Records for this task:
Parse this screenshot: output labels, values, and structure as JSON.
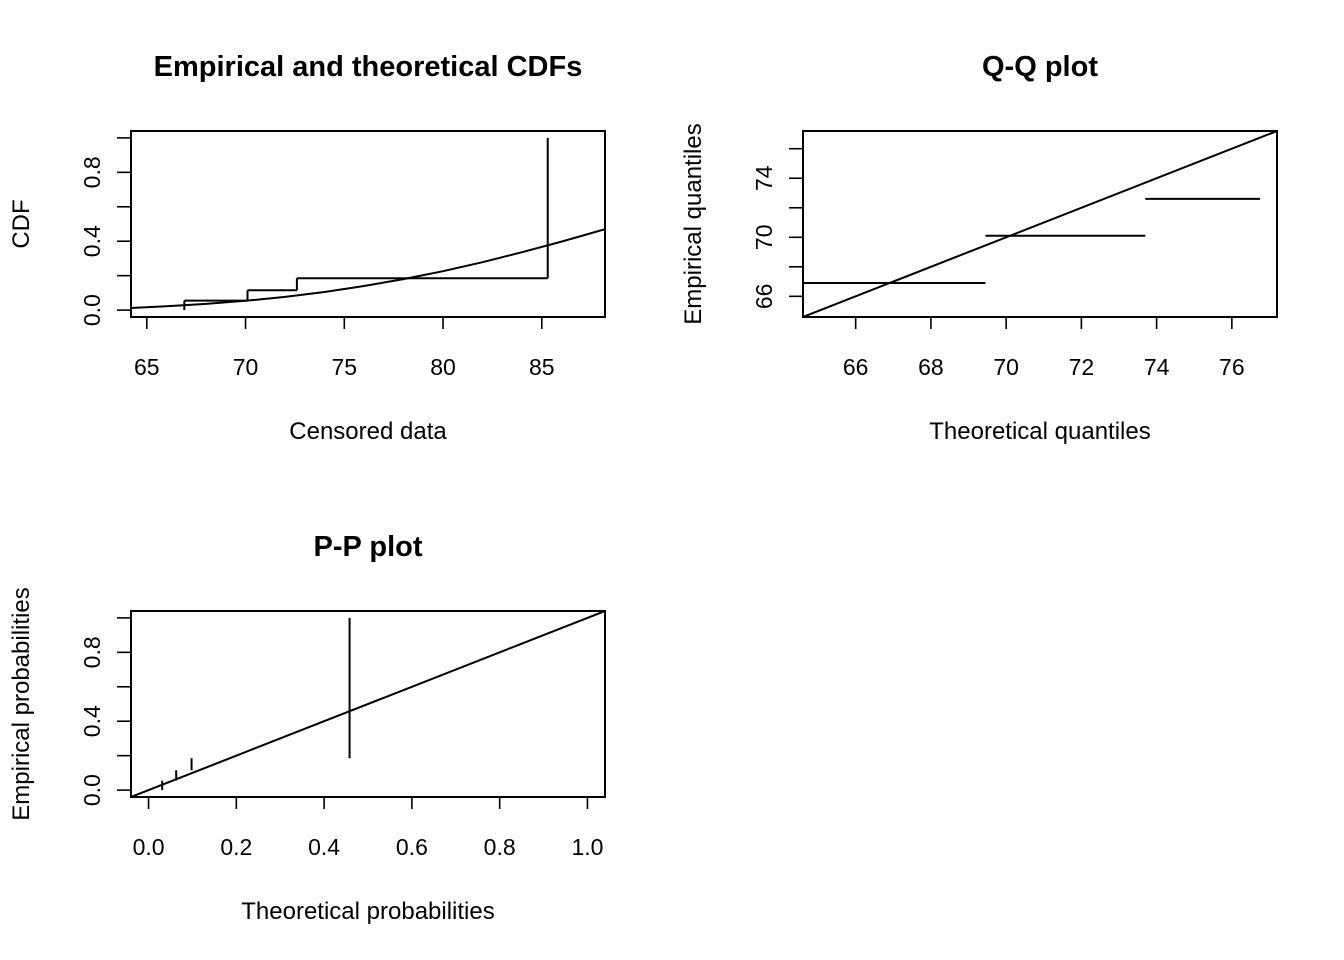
{
  "chart_data": [
    {
      "type": "line",
      "title": "Empirical and theoretical CDFs",
      "xlabel": "Censored data",
      "ylabel": "CDF",
      "xlim": [
        64.2,
        88.2
      ],
      "ylim": [
        -0.04,
        1.04
      ],
      "xticks": [
        65,
        70,
        75,
        80,
        85
      ],
      "xtick_labels": [
        "65",
        "70",
        "75",
        "80",
        "85"
      ],
      "yticks": [
        0.0,
        0.2,
        0.4,
        0.6,
        0.8,
        1.0
      ],
      "ytick_labels": [
        "0.0",
        "",
        "0.4",
        "",
        "0.8",
        ""
      ],
      "series": [
        {
          "type": "step",
          "color": "#000000",
          "segments": [
            [
              [
                66.9,
                0.0
              ],
              [
                66.9,
                0.055
              ]
            ],
            [
              [
                66.9,
                0.055
              ],
              [
                70.1,
                0.055
              ]
            ],
            [
              [
                70.1,
                0.055
              ],
              [
                70.1,
                0.115
              ]
            ],
            [
              [
                70.1,
                0.115
              ],
              [
                72.6,
                0.115
              ]
            ],
            [
              [
                72.6,
                0.115
              ],
              [
                72.6,
                0.185
              ]
            ],
            [
              [
                72.6,
                0.185
              ],
              [
                85.3,
                0.185
              ]
            ],
            [
              [
                85.3,
                0.185
              ],
              [
                85.3,
                1.0
              ]
            ]
          ]
        },
        {
          "type": "curve",
          "color": "#e31a1c",
          "x": [
            64.2,
            66,
            68,
            70,
            72,
            74,
            76,
            78,
            80,
            82,
            84,
            86,
            88.2
          ],
          "y": [
            0.012,
            0.022,
            0.036,
            0.054,
            0.077,
            0.105,
            0.14,
            0.18,
            0.226,
            0.278,
            0.336,
            0.398,
            0.47
          ]
        }
      ]
    },
    {
      "type": "line",
      "title": "Q-Q plot",
      "xlabel": "Theoretical quantiles",
      "ylabel": "Empirical quantiles",
      "xlim": [
        64.6,
        77.2
      ],
      "ylim": [
        64.6,
        77.2
      ],
      "xticks": [
        66,
        68,
        70,
        72,
        74,
        76
      ],
      "xtick_labels": [
        "66",
        "68",
        "70",
        "72",
        "74",
        "76"
      ],
      "yticks": [
        66,
        68,
        70,
        72,
        74,
        76
      ],
      "ytick_labels": [
        "66",
        "",
        "70",
        "",
        "74",
        ""
      ],
      "series": [
        {
          "type": "segments",
          "color": "#000000",
          "segments": [
            [
              [
                64.6,
                66.9
              ],
              [
                69.45,
                66.9
              ]
            ],
            [
              [
                69.45,
                70.1
              ],
              [
                73.7,
                70.1
              ]
            ],
            [
              [
                73.7,
                72.6
              ],
              [
                76.75,
                72.6
              ]
            ]
          ]
        },
        {
          "type": "abline",
          "color": "#000000",
          "segments": [
            [
              [
                64.6,
                64.6
              ],
              [
                77.2,
                77.2
              ]
            ]
          ]
        }
      ]
    },
    {
      "type": "line",
      "title": "P-P plot",
      "xlabel": "Theoretical probabilities",
      "ylabel": "Empirical probabilities",
      "xlim": [
        -0.04,
        1.04
      ],
      "ylim": [
        -0.04,
        1.04
      ],
      "xticks": [
        0.0,
        0.2,
        0.4,
        0.6,
        0.8,
        1.0
      ],
      "xtick_labels": [
        "0.0",
        "0.2",
        "0.4",
        "0.6",
        "0.8",
        "1.0"
      ],
      "yticks": [
        0.0,
        0.2,
        0.4,
        0.6,
        0.8,
        1.0
      ],
      "ytick_labels": [
        "0.0",
        "",
        "0.4",
        "",
        "0.8",
        ""
      ],
      "series": [
        {
          "type": "segments",
          "color": "#000000",
          "segments": [
            [
              [
                0.031,
                0.0
              ],
              [
                0.031,
                0.055
              ]
            ],
            [
              [
                0.063,
                0.055
              ],
              [
                0.063,
                0.115
              ]
            ],
            [
              [
                0.098,
                0.115
              ],
              [
                0.098,
                0.185
              ]
            ],
            [
              [
                0.458,
                0.185
              ],
              [
                0.458,
                1.0
              ]
            ]
          ]
        },
        {
          "type": "abline",
          "color": "#000000",
          "segments": [
            [
              [
                -0.04,
                -0.04
              ],
              [
                1.04,
                1.04
              ]
            ]
          ]
        }
      ]
    }
  ]
}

Required task:
Restate the data above exactly, stripping out each image.

In response:
Parse this screenshot: output labels, values, and structure as JSON.
{
  "chart_data": [
    {
      "type": "line",
      "title": "Empirical and theoretical CDFs",
      "xlabel": "Censored data",
      "ylabel": "CDF",
      "xlim": [
        64.2,
        88.2
      ],
      "ylim": [
        -0.04,
        1.04
      ],
      "xticks": [
        65,
        70,
        75,
        80,
        85
      ],
      "xtick_labels": [
        "65",
        "70",
        "75",
        "80",
        "85"
      ],
      "yticks": [
        0.0,
        0.2,
        0.4,
        0.6,
        0.8,
        1.0
      ],
      "ytick_labels": [
        "0.0",
        "",
        "0.4",
        "",
        "0.8",
        ""
      ],
      "series": [
        {
          "type": "step",
          "color": "#000000",
          "segments": [
            [
              [
                66.9,
                0.0
              ],
              [
                66.9,
                0.055
              ]
            ],
            [
              [
                66.9,
                0.055
              ],
              [
                70.1,
                0.055
              ]
            ],
            [
              [
                70.1,
                0.055
              ],
              [
                70.1,
                0.115
              ]
            ],
            [
              [
                70.1,
                0.115
              ],
              [
                72.6,
                0.115
              ]
            ],
            [
              [
                72.6,
                0.115
              ],
              [
                72.6,
                0.185
              ]
            ],
            [
              [
                72.6,
                0.185
              ],
              [
                85.3,
                0.185
              ]
            ],
            [
              [
                85.3,
                0.185
              ],
              [
                85.3,
                1.0
              ]
            ]
          ]
        },
        {
          "type": "curve",
          "color": "#e31a1c",
          "x": [
            64.2,
            66,
            68,
            70,
            72,
            74,
            76,
            78,
            80,
            82,
            84,
            86,
            88.2
          ],
          "y": [
            0.012,
            0.022,
            0.036,
            0.054,
            0.077,
            0.105,
            0.14,
            0.18,
            0.226,
            0.278,
            0.336,
            0.398,
            0.47
          ]
        }
      ]
    },
    {
      "type": "line",
      "title": "Q-Q plot",
      "xlabel": "Theoretical quantiles",
      "ylabel": "Empirical quantiles",
      "xlim": [
        64.6,
        77.2
      ],
      "ylim": [
        64.6,
        77.2
      ],
      "xticks": [
        66,
        68,
        70,
        72,
        74,
        76
      ],
      "xtick_labels": [
        "66",
        "68",
        "70",
        "72",
        "74",
        "76"
      ],
      "yticks": [
        66,
        68,
        70,
        72,
        74,
        76
      ],
      "ytick_labels": [
        "66",
        "",
        "70",
        "",
        "74",
        ""
      ],
      "series": [
        {
          "type": "segments",
          "color": "#000000",
          "segments": [
            [
              [
                64.6,
                66.9
              ],
              [
                69.45,
                66.9
              ]
            ],
            [
              [
                69.45,
                70.1
              ],
              [
                73.7,
                70.1
              ]
            ],
            [
              [
                73.7,
                72.6
              ],
              [
                76.75,
                72.6
              ]
            ]
          ]
        },
        {
          "type": "abline",
          "color": "#000000",
          "segments": [
            [
              [
                64.6,
                64.6
              ],
              [
                77.2,
                77.2
              ]
            ]
          ]
        }
      ]
    },
    {
      "type": "line",
      "title": "P-P plot",
      "xlabel": "Theoretical probabilities",
      "ylabel": "Empirical probabilities",
      "xlim": [
        -0.04,
        1.04
      ],
      "ylim": [
        -0.04,
        1.04
      ],
      "xticks": [
        0.0,
        0.2,
        0.4,
        0.6,
        0.8,
        1.0
      ],
      "xtick_labels": [
        "0.0",
        "0.2",
        "0.4",
        "0.6",
        "0.8",
        "1.0"
      ],
      "yticks": [
        0.0,
        0.2,
        0.4,
        0.6,
        0.8,
        1.0
      ],
      "ytick_labels": [
        "0.0",
        "",
        "0.4",
        "",
        "0.8",
        ""
      ],
      "series": [
        {
          "type": "segments",
          "color": "#000000",
          "segments": [
            [
              [
                0.031,
                0.0
              ],
              [
                0.031,
                0.055
              ]
            ],
            [
              [
                0.063,
                0.055
              ],
              [
                0.063,
                0.115
              ]
            ],
            [
              [
                0.098,
                0.115
              ],
              [
                0.098,
                0.185
              ]
            ],
            [
              [
                0.458,
                0.185
              ],
              [
                0.458,
                1.0
              ]
            ]
          ]
        },
        {
          "type": "abline",
          "color": "#000000",
          "segments": [
            [
              [
                -0.04,
                -0.04
              ],
              [
                1.04,
                1.04
              ]
            ]
          ]
        }
      ]
    }
  ]
}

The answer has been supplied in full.